_Directions:_
Look through the listing below and report how many lines contain "outline", as a bare number.
:: Given data
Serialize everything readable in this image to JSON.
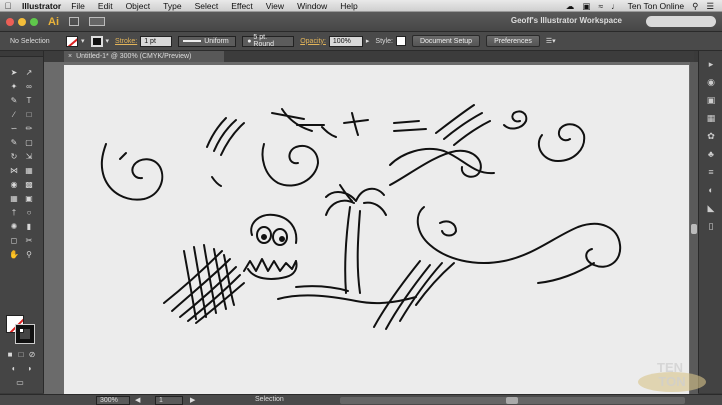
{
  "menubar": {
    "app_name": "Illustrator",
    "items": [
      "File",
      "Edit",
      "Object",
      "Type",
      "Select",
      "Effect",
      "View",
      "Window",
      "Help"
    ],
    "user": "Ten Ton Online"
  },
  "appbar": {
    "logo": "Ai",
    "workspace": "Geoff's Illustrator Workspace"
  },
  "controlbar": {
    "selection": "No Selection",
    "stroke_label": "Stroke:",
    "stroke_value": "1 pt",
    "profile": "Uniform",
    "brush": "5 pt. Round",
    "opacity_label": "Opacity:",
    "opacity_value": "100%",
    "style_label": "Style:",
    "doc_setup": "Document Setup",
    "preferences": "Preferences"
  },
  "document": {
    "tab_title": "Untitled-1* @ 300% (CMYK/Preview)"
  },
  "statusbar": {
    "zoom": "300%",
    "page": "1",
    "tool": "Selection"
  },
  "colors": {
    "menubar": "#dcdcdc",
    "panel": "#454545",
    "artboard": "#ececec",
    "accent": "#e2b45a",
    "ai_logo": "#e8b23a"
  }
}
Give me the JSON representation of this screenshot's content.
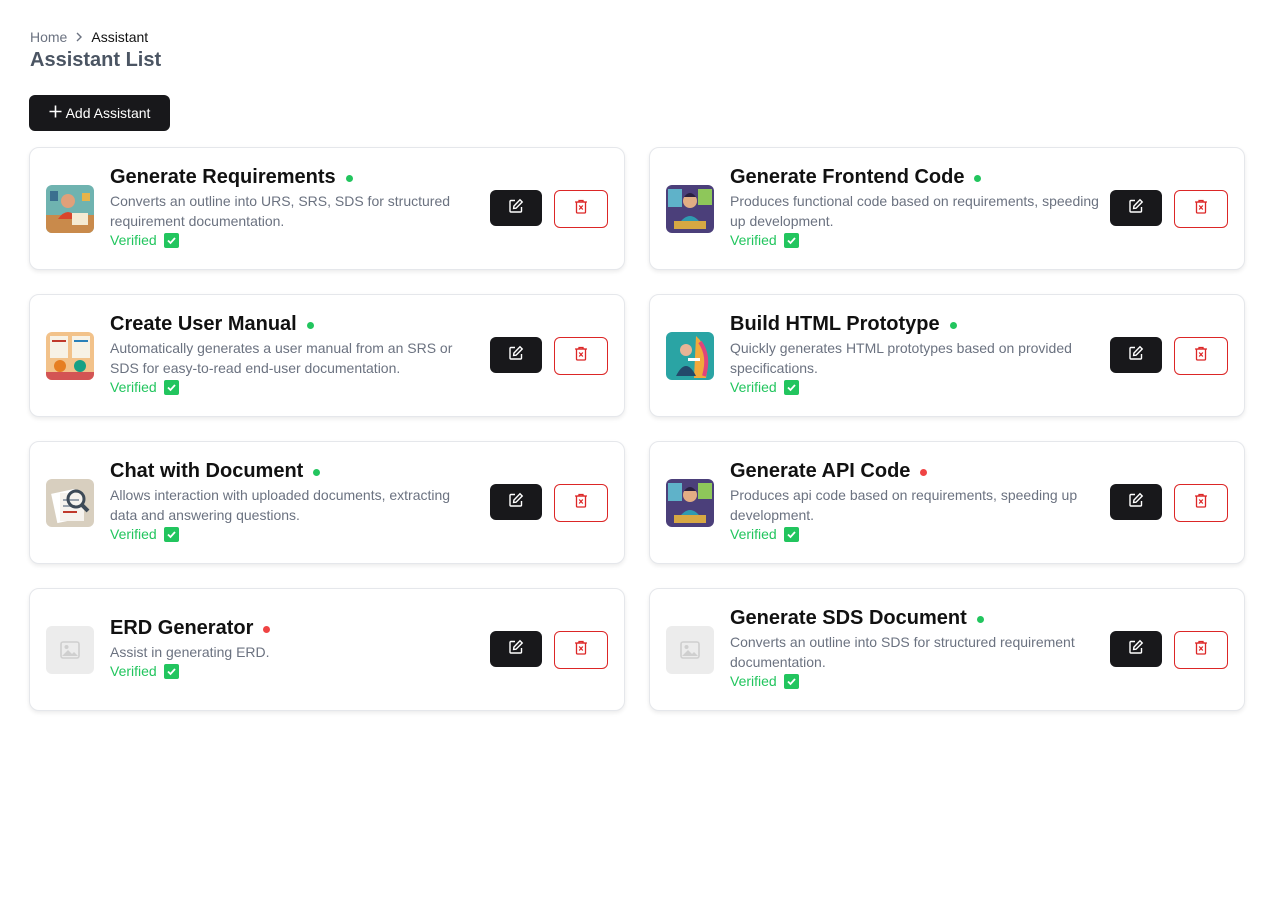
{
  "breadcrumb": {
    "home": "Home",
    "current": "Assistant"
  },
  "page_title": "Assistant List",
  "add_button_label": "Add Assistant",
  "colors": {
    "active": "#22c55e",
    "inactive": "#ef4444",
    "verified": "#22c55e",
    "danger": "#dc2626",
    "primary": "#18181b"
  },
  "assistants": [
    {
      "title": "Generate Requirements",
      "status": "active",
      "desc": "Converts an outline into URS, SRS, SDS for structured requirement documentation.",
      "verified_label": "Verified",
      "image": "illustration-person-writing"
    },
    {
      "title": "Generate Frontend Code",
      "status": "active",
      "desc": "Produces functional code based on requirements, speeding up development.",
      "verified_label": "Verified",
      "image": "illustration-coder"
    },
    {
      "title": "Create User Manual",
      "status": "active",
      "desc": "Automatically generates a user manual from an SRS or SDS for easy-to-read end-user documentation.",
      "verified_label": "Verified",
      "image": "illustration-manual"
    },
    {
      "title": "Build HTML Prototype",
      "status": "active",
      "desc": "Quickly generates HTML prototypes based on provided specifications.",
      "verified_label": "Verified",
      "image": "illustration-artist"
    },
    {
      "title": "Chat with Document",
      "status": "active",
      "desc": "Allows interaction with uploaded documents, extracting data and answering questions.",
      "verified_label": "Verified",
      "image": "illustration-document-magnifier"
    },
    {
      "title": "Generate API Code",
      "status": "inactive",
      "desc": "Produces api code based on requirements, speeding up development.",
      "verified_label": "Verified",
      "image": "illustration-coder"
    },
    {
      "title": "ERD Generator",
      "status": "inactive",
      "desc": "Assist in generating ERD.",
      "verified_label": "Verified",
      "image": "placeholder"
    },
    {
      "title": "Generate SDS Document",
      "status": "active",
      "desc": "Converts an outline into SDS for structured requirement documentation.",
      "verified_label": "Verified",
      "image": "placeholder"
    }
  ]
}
::::
_Output:_
2